Work to complete
Give back the entire listing verbatim.
***
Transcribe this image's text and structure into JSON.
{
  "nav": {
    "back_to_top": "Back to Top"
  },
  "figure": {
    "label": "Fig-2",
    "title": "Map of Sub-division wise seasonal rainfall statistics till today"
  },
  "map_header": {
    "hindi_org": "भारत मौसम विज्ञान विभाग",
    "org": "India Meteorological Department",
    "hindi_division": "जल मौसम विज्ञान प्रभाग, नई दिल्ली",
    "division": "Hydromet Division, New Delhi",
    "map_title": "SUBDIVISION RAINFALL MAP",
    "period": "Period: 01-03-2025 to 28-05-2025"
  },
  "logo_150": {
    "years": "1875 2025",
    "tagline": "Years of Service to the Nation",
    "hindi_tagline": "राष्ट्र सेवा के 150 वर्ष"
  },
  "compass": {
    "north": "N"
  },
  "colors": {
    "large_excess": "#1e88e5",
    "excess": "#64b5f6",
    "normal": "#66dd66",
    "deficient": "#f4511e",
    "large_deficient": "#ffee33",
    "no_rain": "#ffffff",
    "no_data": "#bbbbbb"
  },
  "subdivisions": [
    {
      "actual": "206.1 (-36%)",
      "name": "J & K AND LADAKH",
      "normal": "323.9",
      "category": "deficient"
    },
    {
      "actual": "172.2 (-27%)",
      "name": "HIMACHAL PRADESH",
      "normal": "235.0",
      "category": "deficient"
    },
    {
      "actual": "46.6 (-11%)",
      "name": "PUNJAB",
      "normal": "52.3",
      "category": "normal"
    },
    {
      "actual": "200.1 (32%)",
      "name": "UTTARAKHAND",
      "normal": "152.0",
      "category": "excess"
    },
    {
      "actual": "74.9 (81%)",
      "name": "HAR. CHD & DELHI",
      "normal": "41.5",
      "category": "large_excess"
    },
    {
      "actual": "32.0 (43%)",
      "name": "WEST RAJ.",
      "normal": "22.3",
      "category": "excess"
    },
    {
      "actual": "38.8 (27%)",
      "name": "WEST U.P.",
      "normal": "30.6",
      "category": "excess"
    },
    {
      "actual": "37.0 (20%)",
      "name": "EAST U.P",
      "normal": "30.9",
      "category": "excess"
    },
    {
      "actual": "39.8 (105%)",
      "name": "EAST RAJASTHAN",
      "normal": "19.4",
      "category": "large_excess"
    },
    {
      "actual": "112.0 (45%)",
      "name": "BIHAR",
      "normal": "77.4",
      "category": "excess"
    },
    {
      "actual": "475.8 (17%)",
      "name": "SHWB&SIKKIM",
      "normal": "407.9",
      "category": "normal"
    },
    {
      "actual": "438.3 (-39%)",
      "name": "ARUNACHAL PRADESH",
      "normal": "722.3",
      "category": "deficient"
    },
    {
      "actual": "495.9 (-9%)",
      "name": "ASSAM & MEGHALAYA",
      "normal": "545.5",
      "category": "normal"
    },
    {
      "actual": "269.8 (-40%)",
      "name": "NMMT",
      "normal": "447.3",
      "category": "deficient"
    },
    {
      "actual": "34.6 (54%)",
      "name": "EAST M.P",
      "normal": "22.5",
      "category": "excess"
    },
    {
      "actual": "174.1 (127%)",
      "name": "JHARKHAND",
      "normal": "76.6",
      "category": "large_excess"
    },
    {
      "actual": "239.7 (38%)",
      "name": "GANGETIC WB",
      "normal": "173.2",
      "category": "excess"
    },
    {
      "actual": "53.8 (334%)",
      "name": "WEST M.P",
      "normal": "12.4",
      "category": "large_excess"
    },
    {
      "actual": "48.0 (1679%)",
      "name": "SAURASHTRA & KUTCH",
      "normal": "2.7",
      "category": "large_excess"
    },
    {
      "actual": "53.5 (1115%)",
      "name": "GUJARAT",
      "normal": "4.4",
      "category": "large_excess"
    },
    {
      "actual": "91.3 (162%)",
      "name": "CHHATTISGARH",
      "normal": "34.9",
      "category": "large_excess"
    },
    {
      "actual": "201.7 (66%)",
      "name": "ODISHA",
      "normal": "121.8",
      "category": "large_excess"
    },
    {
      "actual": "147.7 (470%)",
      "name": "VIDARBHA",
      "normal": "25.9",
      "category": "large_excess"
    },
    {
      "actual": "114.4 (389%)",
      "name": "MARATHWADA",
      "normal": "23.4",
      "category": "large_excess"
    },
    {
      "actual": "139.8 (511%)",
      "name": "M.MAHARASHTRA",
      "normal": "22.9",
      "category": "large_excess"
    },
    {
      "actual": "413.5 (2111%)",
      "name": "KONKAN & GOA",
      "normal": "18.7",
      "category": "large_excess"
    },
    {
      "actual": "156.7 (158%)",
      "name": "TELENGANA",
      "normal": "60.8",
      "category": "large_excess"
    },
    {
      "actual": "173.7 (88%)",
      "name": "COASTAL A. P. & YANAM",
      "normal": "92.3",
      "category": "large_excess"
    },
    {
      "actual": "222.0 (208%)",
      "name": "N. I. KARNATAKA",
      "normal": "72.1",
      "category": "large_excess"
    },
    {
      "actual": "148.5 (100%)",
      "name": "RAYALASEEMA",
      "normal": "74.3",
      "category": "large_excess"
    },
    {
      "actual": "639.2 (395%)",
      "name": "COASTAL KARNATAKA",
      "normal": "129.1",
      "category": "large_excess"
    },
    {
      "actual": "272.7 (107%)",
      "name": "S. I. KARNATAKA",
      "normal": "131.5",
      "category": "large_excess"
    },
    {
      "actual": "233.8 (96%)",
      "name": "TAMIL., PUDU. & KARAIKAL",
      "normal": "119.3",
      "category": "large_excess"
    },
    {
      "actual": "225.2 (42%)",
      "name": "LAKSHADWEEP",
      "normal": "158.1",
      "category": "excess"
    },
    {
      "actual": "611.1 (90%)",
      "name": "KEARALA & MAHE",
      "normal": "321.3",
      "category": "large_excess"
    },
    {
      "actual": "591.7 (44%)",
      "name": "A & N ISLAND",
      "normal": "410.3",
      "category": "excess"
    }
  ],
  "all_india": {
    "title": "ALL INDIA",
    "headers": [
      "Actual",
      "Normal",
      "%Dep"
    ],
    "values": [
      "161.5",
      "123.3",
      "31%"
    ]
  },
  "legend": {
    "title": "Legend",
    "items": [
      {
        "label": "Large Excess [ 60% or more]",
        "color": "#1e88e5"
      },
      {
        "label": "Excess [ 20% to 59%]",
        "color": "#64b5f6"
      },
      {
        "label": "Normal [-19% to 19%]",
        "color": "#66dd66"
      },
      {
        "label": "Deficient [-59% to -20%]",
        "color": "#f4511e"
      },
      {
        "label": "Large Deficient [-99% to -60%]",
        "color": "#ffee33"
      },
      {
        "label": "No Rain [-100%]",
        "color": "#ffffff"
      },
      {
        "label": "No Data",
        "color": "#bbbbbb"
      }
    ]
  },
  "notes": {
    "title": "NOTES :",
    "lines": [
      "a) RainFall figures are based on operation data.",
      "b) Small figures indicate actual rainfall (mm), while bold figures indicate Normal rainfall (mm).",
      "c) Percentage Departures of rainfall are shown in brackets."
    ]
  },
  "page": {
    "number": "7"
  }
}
***
Solution to this task
Transcribe this image's text and structure into JSON.
{
  "nav": {
    "back_to_top": "Back to Top"
  },
  "figure": {
    "label": "Fig-2",
    "title": "Map of Sub-division wise seasonal rainfall statistics till today"
  },
  "map_header": {
    "hindi_org": "भारत मौसम विज्ञान विभाग",
    "org": "India Meteorological Department",
    "hindi_division": "जल मौसम विज्ञान प्रभाग, नई दिल्ली",
    "division": "Hydromet Division, New Delhi",
    "map_title": "SUBDIVISION RAINFALL MAP",
    "period": "Period: 01-03-2025 to 28-05-2025"
  },
  "logo_150": {
    "years": "1875 2025",
    "tagline": "Years of Service to the Nation",
    "hindi_tagline": "राष्ट्र सेवा के 150 वर्ष"
  },
  "compass": {
    "north": "N"
  },
  "colors": {
    "large_excess": "#1e88e5",
    "excess": "#64b5f6",
    "normal": "#66dd66",
    "deficient": "#f4511e",
    "large_deficient": "#ffee33",
    "no_rain": "#ffffff",
    "no_data": "#bbbbbb"
  },
  "subdivisions": [
    {
      "actual": "206.1 (-36%)",
      "name": "J & K AND LADAKH",
      "normal": "323.9",
      "category": "deficient"
    },
    {
      "actual": "172.2 (-27%)",
      "name": "HIMACHAL PRADESH",
      "normal": "235.0",
      "category": "deficient"
    },
    {
      "actual": "46.6 (-11%)",
      "name": "PUNJAB",
      "normal": "52.3",
      "category": "normal"
    },
    {
      "actual": "200.1 (32%)",
      "name": "UTTARAKHAND",
      "normal": "152.0",
      "category": "excess"
    },
    {
      "actual": "74.9 (81%)",
      "name": "HAR. CHD & DELHI",
      "normal": "41.5",
      "category": "large_excess"
    },
    {
      "actual": "32.0 (43%)",
      "name": "WEST RAJ.",
      "normal": "22.3",
      "category": "excess"
    },
    {
      "actual": "38.8 (27%)",
      "name": "WEST U.P.",
      "normal": "30.6",
      "category": "excess"
    },
    {
      "actual": "37.0 (20%)",
      "name": "EAST U.P",
      "normal": "30.9",
      "category": "excess"
    },
    {
      "actual": "39.8 (105%)",
      "name": "EAST RAJASTHAN",
      "normal": "19.4",
      "category": "large_excess"
    },
    {
      "actual": "112.0 (45%)",
      "name": "BIHAR",
      "normal": "77.4",
      "category": "excess"
    },
    {
      "actual": "475.8 (17%)",
      "name": "SHWB&SIKKIM",
      "normal": "407.9",
      "category": "normal"
    },
    {
      "actual": "438.3 (-39%)",
      "name": "ARUNACHAL PRADESH",
      "normal": "722.3",
      "category": "deficient"
    },
    {
      "actual": "495.9 (-9%)",
      "name": "ASSAM & MEGHALAYA",
      "normal": "545.5",
      "category": "normal"
    },
    {
      "actual": "269.8 (-40%)",
      "name": "NMMT",
      "normal": "447.3",
      "category": "deficient"
    },
    {
      "actual": "34.6 (54%)",
      "name": "EAST M.P",
      "normal": "22.5",
      "category": "excess"
    },
    {
      "actual": "174.1 (127%)",
      "name": "JHARKHAND",
      "normal": "76.6",
      "category": "large_excess"
    },
    {
      "actual": "239.7 (38%)",
      "name": "GANGETIC WB",
      "normal": "173.2",
      "category": "excess"
    },
    {
      "actual": "53.8 (334%)",
      "name": "WEST M.P",
      "normal": "12.4",
      "category": "large_excess"
    },
    {
      "actual": "48.0 (1679%)",
      "name": "SAURASHTRA & KUTCH",
      "normal": "2.7",
      "category": "large_excess"
    },
    {
      "actual": "53.5 (1115%)",
      "name": "GUJARAT",
      "normal": "4.4",
      "category": "large_excess"
    },
    {
      "actual": "91.3 (162%)",
      "name": "CHHATTISGARH",
      "normal": "34.9",
      "category": "large_excess"
    },
    {
      "actual": "201.7 (66%)",
      "name": "ODISHA",
      "normal": "121.8",
      "category": "large_excess"
    },
    {
      "actual": "147.7 (470%)",
      "name": "VIDARBHA",
      "normal": "25.9",
      "category": "large_excess"
    },
    {
      "actual": "114.4 (389%)",
      "name": "MARATHWADA",
      "normal": "23.4",
      "category": "large_excess"
    },
    {
      "actual": "139.8 (511%)",
      "name": "M.MAHARASHTRA",
      "normal": "22.9",
      "category": "large_excess"
    },
    {
      "actual": "413.5 (2111%)",
      "name": "KONKAN & GOA",
      "normal": "18.7",
      "category": "large_excess"
    },
    {
      "actual": "156.7 (158%)",
      "name": "TELENGANA",
      "normal": "60.8",
      "category": "large_excess"
    },
    {
      "actual": "173.7 (88%)",
      "name": "COASTAL A. P. & YANAM",
      "normal": "92.3",
      "category": "large_excess"
    },
    {
      "actual": "222.0 (208%)",
      "name": "N. I. KARNATAKA",
      "normal": "72.1",
      "category": "large_excess"
    },
    {
      "actual": "148.5 (100%)",
      "name": "RAYALASEEMA",
      "normal": "74.3",
      "category": "large_excess"
    },
    {
      "actual": "639.2 (395%)",
      "name": "COASTAL KARNATAKA",
      "normal": "129.1",
      "category": "large_excess"
    },
    {
      "actual": "272.7 (107%)",
      "name": "S. I. KARNATAKA",
      "normal": "131.5",
      "category": "large_excess"
    },
    {
      "actual": "233.8 (96%)",
      "name": "TAMIL., PUDU. & KARAIKAL",
      "normal": "119.3",
      "category": "large_excess"
    },
    {
      "actual": "225.2 (42%)",
      "name": "LAKSHADWEEP",
      "normal": "158.1",
      "category": "excess"
    },
    {
      "actual": "611.1 (90%)",
      "name": "KEARALA & MAHE",
      "normal": "321.3",
      "category": "large_excess"
    },
    {
      "actual": "591.7 (44%)",
      "name": "A & N ISLAND",
      "normal": "410.3",
      "category": "excess"
    }
  ],
  "all_india": {
    "title": "ALL INDIA",
    "headers": [
      "Actual",
      "Normal",
      "%Dep"
    ],
    "values": [
      "161.5",
      "123.3",
      "31%"
    ]
  },
  "legend": {
    "title": "Legend",
    "items": [
      {
        "label": "Large Excess [ 60% or more]",
        "color": "#1e88e5"
      },
      {
        "label": "Excess [ 20% to 59%]",
        "color": "#64b5f6"
      },
      {
        "label": "Normal [-19% to 19%]",
        "color": "#66dd66"
      },
      {
        "label": "Deficient [-59% to -20%]",
        "color": "#f4511e"
      },
      {
        "label": "Large Deficient [-99% to -60%]",
        "color": "#ffee33"
      },
      {
        "label": "No Rain [-100%]",
        "color": "#ffffff"
      },
      {
        "label": "No Data",
        "color": "#bbbbbb"
      }
    ]
  },
  "notes": {
    "title": "NOTES :",
    "lines": [
      "a) RainFall figures are based on operation data.",
      "b) Small figures indicate actual rainfall (mm), while bold figures indicate Normal rainfall (mm).",
      "c) Percentage Departures of rainfall are shown in brackets."
    ]
  },
  "page": {
    "number": "7"
  }
}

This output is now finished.